───── Exercise inputs
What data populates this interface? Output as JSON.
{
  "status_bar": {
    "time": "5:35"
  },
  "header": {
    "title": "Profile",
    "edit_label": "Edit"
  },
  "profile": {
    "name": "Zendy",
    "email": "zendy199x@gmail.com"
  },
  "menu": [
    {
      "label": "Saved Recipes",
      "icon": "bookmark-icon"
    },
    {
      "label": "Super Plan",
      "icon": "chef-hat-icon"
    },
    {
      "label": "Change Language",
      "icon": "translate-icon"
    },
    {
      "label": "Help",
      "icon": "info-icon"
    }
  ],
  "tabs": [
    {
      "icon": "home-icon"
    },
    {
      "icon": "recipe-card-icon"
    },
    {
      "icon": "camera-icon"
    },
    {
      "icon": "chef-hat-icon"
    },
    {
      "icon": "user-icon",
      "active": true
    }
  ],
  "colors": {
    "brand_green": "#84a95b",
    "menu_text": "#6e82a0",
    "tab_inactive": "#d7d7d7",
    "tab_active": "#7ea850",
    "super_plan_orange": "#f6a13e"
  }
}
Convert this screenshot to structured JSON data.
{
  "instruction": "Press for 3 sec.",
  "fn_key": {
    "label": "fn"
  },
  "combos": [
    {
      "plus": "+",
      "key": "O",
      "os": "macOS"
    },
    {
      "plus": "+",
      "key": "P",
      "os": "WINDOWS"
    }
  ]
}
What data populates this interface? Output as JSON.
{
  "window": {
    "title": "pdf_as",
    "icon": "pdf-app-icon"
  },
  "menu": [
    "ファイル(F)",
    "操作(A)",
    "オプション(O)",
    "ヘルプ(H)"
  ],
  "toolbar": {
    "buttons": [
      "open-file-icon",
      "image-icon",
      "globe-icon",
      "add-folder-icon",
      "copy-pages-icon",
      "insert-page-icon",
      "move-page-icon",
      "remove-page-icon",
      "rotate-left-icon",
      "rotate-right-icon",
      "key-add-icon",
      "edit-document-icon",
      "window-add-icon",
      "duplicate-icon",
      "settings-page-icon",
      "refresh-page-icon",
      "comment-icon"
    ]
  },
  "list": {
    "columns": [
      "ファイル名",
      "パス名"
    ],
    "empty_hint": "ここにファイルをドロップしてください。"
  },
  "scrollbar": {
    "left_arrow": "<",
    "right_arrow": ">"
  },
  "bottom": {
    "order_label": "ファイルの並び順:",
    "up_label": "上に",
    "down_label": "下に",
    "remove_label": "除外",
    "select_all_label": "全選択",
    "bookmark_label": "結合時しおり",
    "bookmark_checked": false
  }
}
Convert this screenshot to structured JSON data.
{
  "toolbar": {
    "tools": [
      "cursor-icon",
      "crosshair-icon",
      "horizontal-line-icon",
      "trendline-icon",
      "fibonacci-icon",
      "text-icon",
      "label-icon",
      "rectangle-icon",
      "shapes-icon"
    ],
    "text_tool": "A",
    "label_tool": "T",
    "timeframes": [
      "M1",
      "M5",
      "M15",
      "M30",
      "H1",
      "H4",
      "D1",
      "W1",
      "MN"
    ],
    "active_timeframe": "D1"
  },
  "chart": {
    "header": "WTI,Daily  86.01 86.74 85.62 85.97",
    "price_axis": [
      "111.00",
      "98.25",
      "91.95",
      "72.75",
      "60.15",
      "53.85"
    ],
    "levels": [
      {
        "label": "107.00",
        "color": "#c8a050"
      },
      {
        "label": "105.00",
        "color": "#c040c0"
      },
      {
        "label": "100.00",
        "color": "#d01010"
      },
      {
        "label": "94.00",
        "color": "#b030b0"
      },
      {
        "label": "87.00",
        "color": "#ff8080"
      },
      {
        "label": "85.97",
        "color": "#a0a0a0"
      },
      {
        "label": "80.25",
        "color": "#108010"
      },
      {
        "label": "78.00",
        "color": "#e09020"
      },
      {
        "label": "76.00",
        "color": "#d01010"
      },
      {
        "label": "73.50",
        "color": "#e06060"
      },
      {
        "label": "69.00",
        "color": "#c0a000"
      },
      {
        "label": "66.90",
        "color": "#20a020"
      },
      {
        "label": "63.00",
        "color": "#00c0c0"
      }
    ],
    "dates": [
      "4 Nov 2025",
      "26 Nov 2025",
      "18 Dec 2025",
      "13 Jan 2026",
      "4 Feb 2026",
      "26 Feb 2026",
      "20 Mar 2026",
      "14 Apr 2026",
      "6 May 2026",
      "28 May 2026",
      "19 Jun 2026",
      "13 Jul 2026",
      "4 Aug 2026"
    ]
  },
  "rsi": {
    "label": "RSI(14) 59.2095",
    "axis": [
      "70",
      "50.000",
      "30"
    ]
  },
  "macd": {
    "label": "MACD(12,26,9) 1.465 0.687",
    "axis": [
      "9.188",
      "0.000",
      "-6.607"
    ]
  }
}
──────────
** Task requirements **
Write out all of the records once more, exactly.

** Written solution **
What data populates this interface? Output as JSON.
{
  "status_bar": {
    "time": "5:35"
  },
  "header": {
    "title": "Profile",
    "edit_label": "Edit"
  },
  "profile": {
    "name": "Zendy",
    "email": "zendy199x@gmail.com"
  },
  "menu": [
    {
      "label": "Saved Recipes",
      "icon": "bookmark-icon"
    },
    {
      "label": "Super Plan",
      "icon": "chef-hat-icon"
    },
    {
      "label": "Change Language",
      "icon": "translate-icon"
    },
    {
      "label": "Help",
      "icon": "info-icon"
    }
  ],
  "tabs": [
    {
      "icon": "home-icon"
    },
    {
      "icon": "recipe-card-icon"
    },
    {
      "icon": "camera-icon"
    },
    {
      "icon": "chef-hat-icon"
    },
    {
      "icon": "user-icon",
      "active": true
    }
  ],
  "colors": {
    "brand_green": "#84a95b",
    "menu_text": "#6e82a0",
    "tab_inactive": "#d7d7d7",
    "tab_active": "#7ea850",
    "super_plan_orange": "#f6a13e"
  }
}
Convert this screenshot to structured JSON data.
{
  "instruction": "Press for 3 sec.",
  "fn_key": {
    "label": "fn"
  },
  "combos": [
    {
      "plus": "+",
      "key": "O",
      "os": "macOS"
    },
    {
      "plus": "+",
      "key": "P",
      "os": "WINDOWS"
    }
  ]
}
What data populates this interface? Output as JSON.
{
  "window": {
    "title": "pdf_as",
    "icon": "pdf-app-icon"
  },
  "menu": [
    "ファイル(F)",
    "操作(A)",
    "オプション(O)",
    "ヘルプ(H)"
  ],
  "toolbar": {
    "buttons": [
      "open-file-icon",
      "image-icon",
      "globe-icon",
      "add-folder-icon",
      "copy-pages-icon",
      "insert-page-icon",
      "move-page-icon",
      "remove-page-icon",
      "rotate-left-icon",
      "rotate-right-icon",
      "key-add-icon",
      "edit-document-icon",
      "window-add-icon",
      "duplicate-icon",
      "settings-page-icon",
      "refresh-page-icon",
      "comment-icon"
    ]
  },
  "list": {
    "columns": [
      "ファイル名",
      "パス名"
    ],
    "empty_hint": "ここにファイルをドロップしてください。"
  },
  "scrollbar": {
    "left_arrow": "<",
    "right_arrow": ">"
  },
  "bottom": {
    "order_label": "ファイルの並び順:",
    "up_label": "上に",
    "down_label": "下に",
    "remove_label": "除外",
    "select_all_label": "全選択",
    "bookmark_label": "結合時しおり",
    "bookmark_checked": false
  }
}
Convert this screenshot to structured JSON data.
{
  "toolbar": {
    "tools": [
      "cursor-icon",
      "crosshair-icon",
      "horizontal-line-icon",
      "trendline-icon",
      "fibonacci-icon",
      "text-icon",
      "label-icon",
      "rectangle-icon",
      "shapes-icon"
    ],
    "text_tool": "A",
    "label_tool": "T",
    "timeframes": [
      "M1",
      "M5",
      "M15",
      "M30",
      "H1",
      "H4",
      "D1",
      "W1",
      "MN"
    ],
    "active_timeframe": "D1"
  },
  "chart": {
    "header": "WTI,Daily  86.01 86.74 85.62 85.97",
    "price_axis": [
      "111.00",
      "98.25",
      "91.95",
      "72.75",
      "60.15",
      "53.85"
    ],
    "levels": [
      {
        "label": "107.00",
        "color": "#c8a050"
      },
      {
        "label": "105.00",
        "color": "#c040c0"
      },
      {
        "label": "100.00",
        "color": "#d01010"
      },
      {
        "label": "94.00",
        "color": "#b030b0"
      },
      {
        "label": "87.00",
        "color": "#ff8080"
      },
      {
        "label": "85.97",
        "color": "#a0a0a0"
      },
      {
        "label": "80.25",
        "color": "#108010"
      },
      {
        "label": "78.00",
        "color": "#e09020"
      },
      {
        "label": "76.00",
        "color": "#d01010"
      },
      {
        "label": "73.50",
        "color": "#e06060"
      },
      {
        "label": "69.00",
        "color": "#c0a000"
      },
      {
        "label": "66.90",
        "color": "#20a020"
      },
      {
        "label": "63.00",
        "color": "#00c0c0"
      }
    ],
    "dates": [
      "4 Nov 2025",
      "26 Nov 2025",
      "18 Dec 2025",
      "13 Jan 2026",
      "4 Feb 2026",
      "26 Feb 2026",
      "20 Mar 2026",
      "14 Apr 2026",
      "6 May 2026",
      "28 May 2026",
      "19 Jun 2026",
      "13 Jul 2026",
      "4 Aug 2026"
    ]
  },
  "rsi": {
    "label": "RSI(14) 59.2095",
    "axis": [
      "70",
      "50.000",
      "30"
    ]
  },
  "macd": {
    "label": "MACD(12,26,9) 1.465 0.687",
    "axis": [
      "9.188",
      "0.000",
      "-6.607"
    ]
  }
}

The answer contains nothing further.